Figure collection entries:
★ ★ ★ ★ ★ ★ ★

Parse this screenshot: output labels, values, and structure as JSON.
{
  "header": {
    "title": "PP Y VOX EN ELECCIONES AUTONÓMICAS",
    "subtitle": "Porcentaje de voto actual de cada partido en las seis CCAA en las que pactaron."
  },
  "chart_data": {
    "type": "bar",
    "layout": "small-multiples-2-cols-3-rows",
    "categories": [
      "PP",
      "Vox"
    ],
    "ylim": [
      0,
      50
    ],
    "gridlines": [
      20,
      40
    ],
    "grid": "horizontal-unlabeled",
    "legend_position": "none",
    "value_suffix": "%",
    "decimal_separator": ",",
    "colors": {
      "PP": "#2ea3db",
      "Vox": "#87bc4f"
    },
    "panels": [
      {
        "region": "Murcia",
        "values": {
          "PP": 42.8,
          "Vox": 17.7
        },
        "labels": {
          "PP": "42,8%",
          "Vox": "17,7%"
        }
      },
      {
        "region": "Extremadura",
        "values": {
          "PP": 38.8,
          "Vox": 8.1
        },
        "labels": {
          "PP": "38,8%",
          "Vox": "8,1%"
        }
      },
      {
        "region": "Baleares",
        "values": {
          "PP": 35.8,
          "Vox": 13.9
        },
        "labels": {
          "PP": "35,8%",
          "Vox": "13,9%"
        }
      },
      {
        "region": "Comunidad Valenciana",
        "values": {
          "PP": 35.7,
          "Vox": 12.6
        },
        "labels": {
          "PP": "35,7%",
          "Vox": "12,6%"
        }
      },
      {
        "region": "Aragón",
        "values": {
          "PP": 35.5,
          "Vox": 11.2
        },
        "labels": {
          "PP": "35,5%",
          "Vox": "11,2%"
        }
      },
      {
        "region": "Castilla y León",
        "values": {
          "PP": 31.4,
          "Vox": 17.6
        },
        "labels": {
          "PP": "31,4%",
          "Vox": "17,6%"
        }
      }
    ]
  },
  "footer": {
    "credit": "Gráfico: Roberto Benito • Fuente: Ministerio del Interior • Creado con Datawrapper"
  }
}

★ ★ ★ ★ ★ ★ ★

_Task description_
Quote the listing in full, please, keeping every line exact.

_Worked solution_
Parse this screenshot: output labels, values, and structure as JSON.
{
  "header": {
    "title": "PP Y VOX EN ELECCIONES AUTONÓMICAS",
    "subtitle": "Porcentaje de voto actual de cada partido en las seis CCAA en las que pactaron."
  },
  "chart_data": {
    "type": "bar",
    "layout": "small-multiples-2-cols-3-rows",
    "categories": [
      "PP",
      "Vox"
    ],
    "ylim": [
      0,
      50
    ],
    "gridlines": [
      20,
      40
    ],
    "grid": "horizontal-unlabeled",
    "legend_position": "none",
    "value_suffix": "%",
    "decimal_separator": ",",
    "colors": {
      "PP": "#2ea3db",
      "Vox": "#87bc4f"
    },
    "panels": [
      {
        "region": "Murcia",
        "values": {
          "PP": 42.8,
          "Vox": 17.7
        },
        "labels": {
          "PP": "42,8%",
          "Vox": "17,7%"
        }
      },
      {
        "region": "Extremadura",
        "values": {
          "PP": 38.8,
          "Vox": 8.1
        },
        "labels": {
          "PP": "38,8%",
          "Vox": "8,1%"
        }
      },
      {
        "region": "Baleares",
        "values": {
          "PP": 35.8,
          "Vox": 13.9
        },
        "labels": {
          "PP": "35,8%",
          "Vox": "13,9%"
        }
      },
      {
        "region": "Comunidad Valenciana",
        "values": {
          "PP": 35.7,
          "Vox": 12.6
        },
        "labels": {
          "PP": "35,7%",
          "Vox": "12,6%"
        }
      },
      {
        "region": "Aragón",
        "values": {
          "PP": 35.5,
          "Vox": 11.2
        },
        "labels": {
          "PP": "35,5%",
          "Vox": "11,2%"
        }
      },
      {
        "region": "Castilla y León",
        "values": {
          "PP": 31.4,
          "Vox": 17.6
        },
        "labels": {
          "PP": "31,4%",
          "Vox": "17,6%"
        }
      }
    ]
  },
  "footer": {
    "credit": "Gráfico: Roberto Benito • Fuente: Ministerio del Interior • Creado con Datawrapper"
  }
}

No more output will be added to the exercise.